--- Stored data ---

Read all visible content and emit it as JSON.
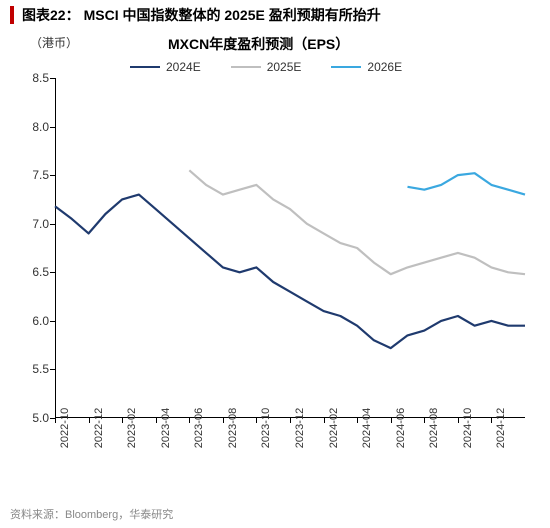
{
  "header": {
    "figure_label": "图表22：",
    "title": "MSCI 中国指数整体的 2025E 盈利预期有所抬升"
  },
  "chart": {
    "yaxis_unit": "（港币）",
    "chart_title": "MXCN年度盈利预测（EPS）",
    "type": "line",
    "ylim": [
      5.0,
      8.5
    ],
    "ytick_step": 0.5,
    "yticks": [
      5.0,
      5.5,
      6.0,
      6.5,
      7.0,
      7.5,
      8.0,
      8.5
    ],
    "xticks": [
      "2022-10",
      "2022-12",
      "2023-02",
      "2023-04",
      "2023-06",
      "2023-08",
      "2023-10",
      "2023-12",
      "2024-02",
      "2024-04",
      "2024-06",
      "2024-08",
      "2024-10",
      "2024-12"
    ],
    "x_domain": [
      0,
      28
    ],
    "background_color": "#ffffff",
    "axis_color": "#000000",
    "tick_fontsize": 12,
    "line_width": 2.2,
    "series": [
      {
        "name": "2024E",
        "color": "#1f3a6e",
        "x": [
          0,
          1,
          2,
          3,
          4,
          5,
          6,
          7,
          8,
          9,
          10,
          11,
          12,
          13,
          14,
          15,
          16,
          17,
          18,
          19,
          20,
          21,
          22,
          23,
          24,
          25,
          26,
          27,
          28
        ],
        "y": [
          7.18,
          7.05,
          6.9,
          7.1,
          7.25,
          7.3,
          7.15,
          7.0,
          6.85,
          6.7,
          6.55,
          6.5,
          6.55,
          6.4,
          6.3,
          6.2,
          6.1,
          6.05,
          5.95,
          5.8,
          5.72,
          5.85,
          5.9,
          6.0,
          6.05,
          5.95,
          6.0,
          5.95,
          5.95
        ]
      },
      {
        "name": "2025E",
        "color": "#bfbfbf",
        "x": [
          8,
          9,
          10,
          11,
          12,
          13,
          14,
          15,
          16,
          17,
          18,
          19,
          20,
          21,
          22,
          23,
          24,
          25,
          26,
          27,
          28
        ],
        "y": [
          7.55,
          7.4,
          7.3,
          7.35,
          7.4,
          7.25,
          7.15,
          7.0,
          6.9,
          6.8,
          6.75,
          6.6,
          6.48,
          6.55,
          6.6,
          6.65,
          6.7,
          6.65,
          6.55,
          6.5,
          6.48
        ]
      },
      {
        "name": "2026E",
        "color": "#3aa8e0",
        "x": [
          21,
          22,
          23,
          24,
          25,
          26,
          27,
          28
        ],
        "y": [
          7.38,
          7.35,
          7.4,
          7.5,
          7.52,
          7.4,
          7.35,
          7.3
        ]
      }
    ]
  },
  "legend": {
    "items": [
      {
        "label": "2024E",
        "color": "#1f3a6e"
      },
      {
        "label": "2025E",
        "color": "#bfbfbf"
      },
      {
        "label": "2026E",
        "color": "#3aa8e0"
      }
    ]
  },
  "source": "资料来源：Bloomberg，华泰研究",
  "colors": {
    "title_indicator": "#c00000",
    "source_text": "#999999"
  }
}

---

▸ Work to be completed: Quote the entries in full. Any image among them is to be omitted from the copy.

▸ Response for this exercise:
Read all visible content and emit it as JSON.
{
  "header": {
    "figure_label": "图表22：",
    "title": "MSCI 中国指数整体的 2025E 盈利预期有所抬升"
  },
  "chart": {
    "yaxis_unit": "（港币）",
    "chart_title": "MXCN年度盈利预测（EPS）",
    "type": "line",
    "ylim": [
      5.0,
      8.5
    ],
    "ytick_step": 0.5,
    "yticks": [
      5.0,
      5.5,
      6.0,
      6.5,
      7.0,
      7.5,
      8.0,
      8.5
    ],
    "xticks": [
      "2022-10",
      "2022-12",
      "2023-02",
      "2023-04",
      "2023-06",
      "2023-08",
      "2023-10",
      "2023-12",
      "2024-02",
      "2024-04",
      "2024-06",
      "2024-08",
      "2024-10",
      "2024-12"
    ],
    "x_domain": [
      0,
      28
    ],
    "background_color": "#ffffff",
    "axis_color": "#000000",
    "tick_fontsize": 12,
    "line_width": 2.2,
    "series": [
      {
        "name": "2024E",
        "color": "#1f3a6e",
        "x": [
          0,
          1,
          2,
          3,
          4,
          5,
          6,
          7,
          8,
          9,
          10,
          11,
          12,
          13,
          14,
          15,
          16,
          17,
          18,
          19,
          20,
          21,
          22,
          23,
          24,
          25,
          26,
          27,
          28
        ],
        "y": [
          7.18,
          7.05,
          6.9,
          7.1,
          7.25,
          7.3,
          7.15,
          7.0,
          6.85,
          6.7,
          6.55,
          6.5,
          6.55,
          6.4,
          6.3,
          6.2,
          6.1,
          6.05,
          5.95,
          5.8,
          5.72,
          5.85,
          5.9,
          6.0,
          6.05,
          5.95,
          6.0,
          5.95,
          5.95
        ]
      },
      {
        "name": "2025E",
        "color": "#bfbfbf",
        "x": [
          8,
          9,
          10,
          11,
          12,
          13,
          14,
          15,
          16,
          17,
          18,
          19,
          20,
          21,
          22,
          23,
          24,
          25,
          26,
          27,
          28
        ],
        "y": [
          7.55,
          7.4,
          7.3,
          7.35,
          7.4,
          7.25,
          7.15,
          7.0,
          6.9,
          6.8,
          6.75,
          6.6,
          6.48,
          6.55,
          6.6,
          6.65,
          6.7,
          6.65,
          6.55,
          6.5,
          6.48
        ]
      },
      {
        "name": "2026E",
        "color": "#3aa8e0",
        "x": [
          21,
          22,
          23,
          24,
          25,
          26,
          27,
          28
        ],
        "y": [
          7.38,
          7.35,
          7.4,
          7.5,
          7.52,
          7.4,
          7.35,
          7.3
        ]
      }
    ]
  },
  "legend": {
    "items": [
      {
        "label": "2024E",
        "color": "#1f3a6e"
      },
      {
        "label": "2025E",
        "color": "#bfbfbf"
      },
      {
        "label": "2026E",
        "color": "#3aa8e0"
      }
    ]
  },
  "source": "资料来源：Bloomberg，华泰研究",
  "colors": {
    "title_indicator": "#c00000",
    "source_text": "#999999"
  }
}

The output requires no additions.